SHORT EXERCISE: Copy out each line that includes the word "color".

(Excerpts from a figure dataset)
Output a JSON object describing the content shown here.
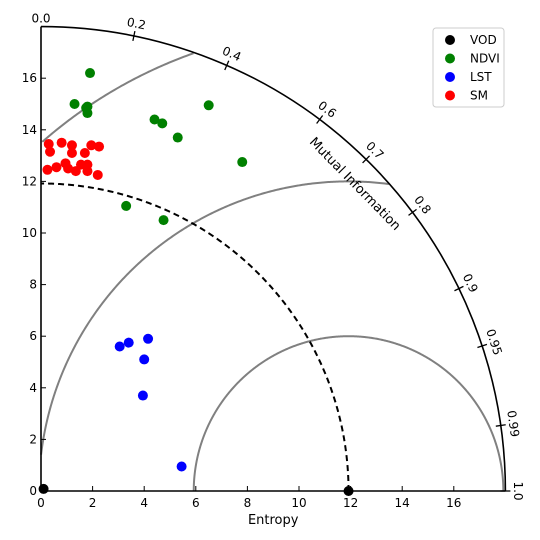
{
  "chart_data": {
    "type": "taylor-diagram",
    "xlabel": "Entropy",
    "arc_label": "Mutual Information",
    "x_range": [
      0,
      18
    ],
    "y_range": [
      0,
      18
    ],
    "x_ticks": [
      0,
      2,
      4,
      6,
      8,
      10,
      12,
      14,
      16
    ],
    "y_ticks": [
      0,
      2,
      4,
      6,
      8,
      10,
      12,
      14,
      16
    ],
    "top_left_label": "0.0",
    "correlation_ticks": [
      {
        "value": 0.2,
        "label": "0.2"
      },
      {
        "value": 0.4,
        "label": "0.4"
      },
      {
        "value": 0.6,
        "label": "0.6"
      },
      {
        "value": 0.7,
        "label": "0.7"
      },
      {
        "value": 0.8,
        "label": "0.8"
      },
      {
        "value": 0.9,
        "label": "0.9"
      },
      {
        "value": 0.95,
        "label": "0.95"
      },
      {
        "value": 0.99,
        "label": "0.99"
      },
      {
        "value": 1.0,
        "label": "1.0"
      }
    ],
    "reference": {
      "name": "VOD",
      "entropy": 11.92
    },
    "rmsd_contours": [
      6,
      12,
      18
    ],
    "legend_position": "top-right",
    "series": [
      {
        "name": "VOD",
        "color": "#000000",
        "points": [
          [
            0.1,
            0.08
          ],
          [
            11.92,
            0.0
          ]
        ]
      },
      {
        "name": "NDVI",
        "color": "#008000",
        "points": [
          [
            1.9,
            16.2
          ],
          [
            1.3,
            15.0
          ],
          [
            1.8,
            14.9
          ],
          [
            1.75,
            14.85
          ],
          [
            1.8,
            14.65
          ],
          [
            4.4,
            14.4
          ],
          [
            4.7,
            14.25
          ],
          [
            6.5,
            14.95
          ],
          [
            5.3,
            13.7
          ],
          [
            7.8,
            12.75
          ],
          [
            3.3,
            11.05
          ],
          [
            4.75,
            10.5
          ]
        ]
      },
      {
        "name": "LST",
        "color": "#0000ff",
        "points": [
          [
            4.15,
            5.9
          ],
          [
            3.4,
            5.75
          ],
          [
            3.05,
            5.6
          ],
          [
            4.0,
            5.1
          ],
          [
            3.95,
            3.7
          ],
          [
            5.45,
            0.95
          ]
        ]
      },
      {
        "name": "SM",
        "color": "#ff0000",
        "points": [
          [
            0.3,
            13.45
          ],
          [
            0.35,
            13.15
          ],
          [
            0.8,
            13.5
          ],
          [
            1.2,
            13.4
          ],
          [
            1.2,
            13.1
          ],
          [
            1.95,
            13.4
          ],
          [
            2.25,
            13.35
          ],
          [
            1.7,
            13.1
          ],
          [
            0.95,
            12.7
          ],
          [
            1.05,
            12.5
          ],
          [
            1.55,
            12.65
          ],
          [
            1.8,
            12.65
          ],
          [
            0.6,
            12.55
          ],
          [
            0.25,
            12.45
          ],
          [
            1.35,
            12.4
          ],
          [
            1.8,
            12.4
          ],
          [
            2.2,
            12.25
          ]
        ]
      }
    ]
  }
}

OUTPUT OF THE TASK:
        "color": "#000000",
        "color": "#008000",
        "color": "#0000ff",
        "color": "#ff0000",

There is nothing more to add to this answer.